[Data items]
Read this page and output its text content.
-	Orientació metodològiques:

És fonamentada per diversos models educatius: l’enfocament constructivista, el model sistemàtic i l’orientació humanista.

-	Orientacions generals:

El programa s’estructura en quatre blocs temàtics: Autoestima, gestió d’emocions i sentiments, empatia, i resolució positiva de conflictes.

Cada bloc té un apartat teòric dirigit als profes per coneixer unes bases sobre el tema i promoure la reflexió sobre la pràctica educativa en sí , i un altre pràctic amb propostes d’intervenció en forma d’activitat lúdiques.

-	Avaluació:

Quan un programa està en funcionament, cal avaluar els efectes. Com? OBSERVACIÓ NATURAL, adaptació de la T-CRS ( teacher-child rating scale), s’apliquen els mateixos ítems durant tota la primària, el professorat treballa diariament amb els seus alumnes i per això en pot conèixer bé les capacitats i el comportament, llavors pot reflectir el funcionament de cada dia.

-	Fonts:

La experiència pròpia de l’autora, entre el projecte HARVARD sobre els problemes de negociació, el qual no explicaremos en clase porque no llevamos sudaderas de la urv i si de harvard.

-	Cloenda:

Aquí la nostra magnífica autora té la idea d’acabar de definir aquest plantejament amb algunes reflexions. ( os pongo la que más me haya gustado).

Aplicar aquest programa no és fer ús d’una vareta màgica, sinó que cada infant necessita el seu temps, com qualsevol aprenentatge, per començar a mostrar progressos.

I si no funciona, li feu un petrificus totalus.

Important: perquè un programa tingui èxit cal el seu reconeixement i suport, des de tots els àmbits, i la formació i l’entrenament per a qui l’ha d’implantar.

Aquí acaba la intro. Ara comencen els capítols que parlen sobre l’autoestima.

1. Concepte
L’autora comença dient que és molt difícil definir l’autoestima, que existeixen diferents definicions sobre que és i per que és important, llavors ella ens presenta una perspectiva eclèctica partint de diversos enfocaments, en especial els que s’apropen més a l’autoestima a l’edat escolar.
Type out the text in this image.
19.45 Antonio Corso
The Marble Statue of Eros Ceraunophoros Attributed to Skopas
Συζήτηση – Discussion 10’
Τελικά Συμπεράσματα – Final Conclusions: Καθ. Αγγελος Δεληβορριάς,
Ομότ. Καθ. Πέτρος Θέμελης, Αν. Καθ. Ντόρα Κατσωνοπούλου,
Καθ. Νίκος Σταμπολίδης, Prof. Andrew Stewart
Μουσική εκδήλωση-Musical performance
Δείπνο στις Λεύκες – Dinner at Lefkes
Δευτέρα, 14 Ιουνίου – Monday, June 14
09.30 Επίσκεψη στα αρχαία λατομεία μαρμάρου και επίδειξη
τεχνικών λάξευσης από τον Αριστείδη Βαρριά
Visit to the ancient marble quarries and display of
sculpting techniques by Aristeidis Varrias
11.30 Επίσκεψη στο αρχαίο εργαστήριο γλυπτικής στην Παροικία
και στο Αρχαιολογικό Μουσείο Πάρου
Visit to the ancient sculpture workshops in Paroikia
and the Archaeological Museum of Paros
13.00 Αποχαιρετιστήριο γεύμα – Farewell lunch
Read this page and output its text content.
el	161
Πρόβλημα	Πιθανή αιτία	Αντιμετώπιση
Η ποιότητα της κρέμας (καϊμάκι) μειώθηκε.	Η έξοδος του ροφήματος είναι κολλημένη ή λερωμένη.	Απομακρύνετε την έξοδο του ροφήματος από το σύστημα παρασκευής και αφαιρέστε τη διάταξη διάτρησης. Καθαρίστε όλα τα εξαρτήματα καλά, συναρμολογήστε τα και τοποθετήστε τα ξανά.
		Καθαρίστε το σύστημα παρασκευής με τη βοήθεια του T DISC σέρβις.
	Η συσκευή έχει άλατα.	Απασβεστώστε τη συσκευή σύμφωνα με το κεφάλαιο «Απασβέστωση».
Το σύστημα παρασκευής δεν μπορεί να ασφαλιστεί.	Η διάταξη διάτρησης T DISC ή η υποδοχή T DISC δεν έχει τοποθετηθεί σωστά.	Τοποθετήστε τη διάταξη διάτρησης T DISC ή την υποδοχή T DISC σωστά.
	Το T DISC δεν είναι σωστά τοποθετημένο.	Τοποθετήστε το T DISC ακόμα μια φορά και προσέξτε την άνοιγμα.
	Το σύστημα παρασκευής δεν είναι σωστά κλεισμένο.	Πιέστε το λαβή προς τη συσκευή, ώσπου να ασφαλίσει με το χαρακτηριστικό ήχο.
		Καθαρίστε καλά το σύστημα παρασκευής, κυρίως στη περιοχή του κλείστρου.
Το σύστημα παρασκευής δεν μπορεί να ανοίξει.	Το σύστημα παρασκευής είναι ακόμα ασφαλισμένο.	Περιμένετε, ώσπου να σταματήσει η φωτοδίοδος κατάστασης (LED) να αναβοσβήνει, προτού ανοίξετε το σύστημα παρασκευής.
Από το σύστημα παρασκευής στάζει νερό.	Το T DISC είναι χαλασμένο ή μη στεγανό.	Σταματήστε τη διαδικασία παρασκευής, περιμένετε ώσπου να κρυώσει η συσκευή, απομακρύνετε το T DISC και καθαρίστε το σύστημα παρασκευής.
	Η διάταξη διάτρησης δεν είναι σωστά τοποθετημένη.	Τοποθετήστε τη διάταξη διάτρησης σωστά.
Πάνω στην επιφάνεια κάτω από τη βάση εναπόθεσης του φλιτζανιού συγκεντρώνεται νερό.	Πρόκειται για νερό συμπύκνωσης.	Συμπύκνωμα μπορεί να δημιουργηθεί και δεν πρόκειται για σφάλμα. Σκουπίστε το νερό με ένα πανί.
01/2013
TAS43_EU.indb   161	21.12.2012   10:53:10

** What you will do **
Your task is to output the full set of records exactly as presented.

** Answer for this exercise **
Read this page and output its text content.
-	Orientació metodològiques:

És fonamentada per diversos models educatius: l’enfocament constructivista, el model sistemàtic i l’orientació humanista.

-	Orientacions generals:

El programa s’estructura en quatre blocs temàtics: Autoestima, gestió d’emocions i sentiments, empatia, i resolució positiva de conflictes.

Cada bloc té un apartat teòric dirigit als profes per coneixer unes bases sobre el tema i promoure la reflexió sobre la pràctica educativa en sí , i un altre pràctic amb propostes d’intervenció en forma d’activitat lúdiques.

-	Avaluació:

Quan un programa està en funcionament, cal avaluar els efectes. Com? OBSERVACIÓ NATURAL, adaptació de la T-CRS ( teacher-child rating scale), s’apliquen els mateixos ítems durant tota la primària, el professorat treballa diariament amb els seus alumnes i per això en pot conèixer bé les capacitats i el comportament, llavors pot reflectir el funcionament de cada dia.

-	Fonts:

La experiència pròpia de l’autora, entre el projecte HARVARD sobre els problemes de negociació, el qual no explicaremos en clase porque no llevamos sudaderas de la urv i si de harvard.

-	Cloenda:

Aquí la nostra magnífica autora té la idea d’acabar de definir aquest plantejament amb algunes reflexions. ( os pongo la que más me haya gustado).

Aplicar aquest programa no és fer ús d’una vareta màgica, sinó que cada infant necessita el seu temps, com qualsevol aprenentatge, per començar a mostrar progressos.

I si no funciona, li feu un petrificus totalus.

Important: perquè un programa tingui èxit cal el seu reconeixement i suport, des de tots els àmbits, i la formació i l’entrenament per a qui l’ha d’implantar.

Aquí acaba la intro. Ara comencen els capítols que parlen sobre l’autoestima.

1. Concepte
L’autora comença dient que és molt difícil definir l’autoestima, que existeixen diferents definicions sobre que és i per que és important, llavors ella ens presenta una perspectiva eclèctica partint de diversos enfocaments, en especial els que s’apropen més a l’autoestima a l’edat escolar.
Type out the text in this image.
19.45 Antonio Corso
The Marble Statue of Eros Ceraunophoros Attributed to Skopas
Συζήτηση – Discussion 10’
Τελικά Συμπεράσματα – Final Conclusions: Καθ. Αγγελος Δεληβορριάς,
Ομότ. Καθ. Πέτρος Θέμελης, Αν. Καθ. Ντόρα Κατσωνοπούλου,
Καθ. Νίκος Σταμπολίδης, Prof. Andrew Stewart
Μουσική εκδήλωση-Musical performance
Δείπνο στις Λεύκες – Dinner at Lefkes
Δευτέρα, 14 Ιουνίου – Monday, June 14
09.30 Επίσκεψη στα αρχαία λατομεία μαρμάρου και επίδειξη
τεχνικών λάξευσης από τον Αριστείδη Βαρριά
Visit to the ancient marble quarries and display of
sculpting techniques by Aristeidis Varrias
11.30 Επίσκεψη στο αρχαίο εργαστήριο γλυπτικής στην Παροικία
και στο Αρχαιολογικό Μουσείο Πάρου
Visit to the ancient sculpture workshops in Paroikia
and the Archaeological Museum of Paros
13.00 Αποχαιρετιστήριο γεύμα – Farewell lunch
Read this page and output its text content.
el	161
Πρόβλημα	Πιθανή αιτία	Αντιμετώπιση
Η ποιότητα της κρέμας (καϊμάκι) μειώθηκε.	Η έξοδος του ροφήματος είναι κολλημένη ή λερωμένη.	Απομακρύνετε την έξοδο του ροφήματος από το σύστημα παρασκευής και αφαιρέστε τη διάταξη διάτρησης. Καθαρίστε όλα τα εξαρτήματα καλά, συναρμολογήστε τα και τοποθετήστε τα ξανά.
		Καθαρίστε το σύστημα παρασκευής με τη βοήθεια του T DISC σέρβις.
	Η συσκευή έχει άλατα.	Απασβεστώστε τη συσκευή σύμφωνα με το κεφάλαιο «Απασβέστωση».
Το σύστημα παρασκευής δεν μπορεί να ασφαλιστεί.	Η διάταξη διάτρησης T DISC ή η υποδοχή T DISC δεν έχει τοποθετηθεί σωστά.	Τοποθετήστε τη διάταξη διάτρησης T DISC ή την υποδοχή T DISC σωστά.
	Το T DISC δεν είναι σωστά τοποθετημένο.	Τοποθετήστε το T DISC ακόμα μια φορά και προσέξτε την άνοιγμα.
	Το σύστημα παρασκευής δεν είναι σωστά κλεισμένο.	Πιέστε το λαβή προς τη συσκευή, ώσπου να ασφαλίσει με το χαρακτηριστικό ήχο.
		Καθαρίστε καλά το σύστημα παρασκευής, κυρίως στη περιοχή του κλείστρου.
Το σύστημα παρασκευής δεν μπορεί να ανοίξει.	Το σύστημα παρασκευής είναι ακόμα ασφαλισμένο.	Περιμένετε, ώσπου να σταματήσει η φωτοδίοδος κατάστασης (LED) να αναβοσβήνει, προτού ανοίξετε το σύστημα παρασκευής.
Από το σύστημα παρασκευής στάζει νερό.	Το T DISC είναι χαλασμένο ή μη στεγανό.	Σταματήστε τη διαδικασία παρασκευής, περιμένετε ώσπου να κρυώσει η συσκευή, απομακρύνετε το T DISC και καθαρίστε το σύστημα παρασκευής.
	Η διάταξη διάτρησης δεν είναι σωστά τοποθετημένη.	Τοποθετήστε τη διάταξη διάτρησης σωστά.
Πάνω στην επιφάνεια κάτω από τη βάση εναπόθεσης του φλιτζανιού συγκεντρώνεται νερό.	Πρόκειται για νερό συμπύκνωσης.	Συμπύκνωμα μπορεί να δημιουργηθεί και δεν πρόκειται για σφάλμα. Σκουπίστε το νερό με ένα πανί.
01/2013
TAS43_EU.indb   161	21.12.2012   10:53:10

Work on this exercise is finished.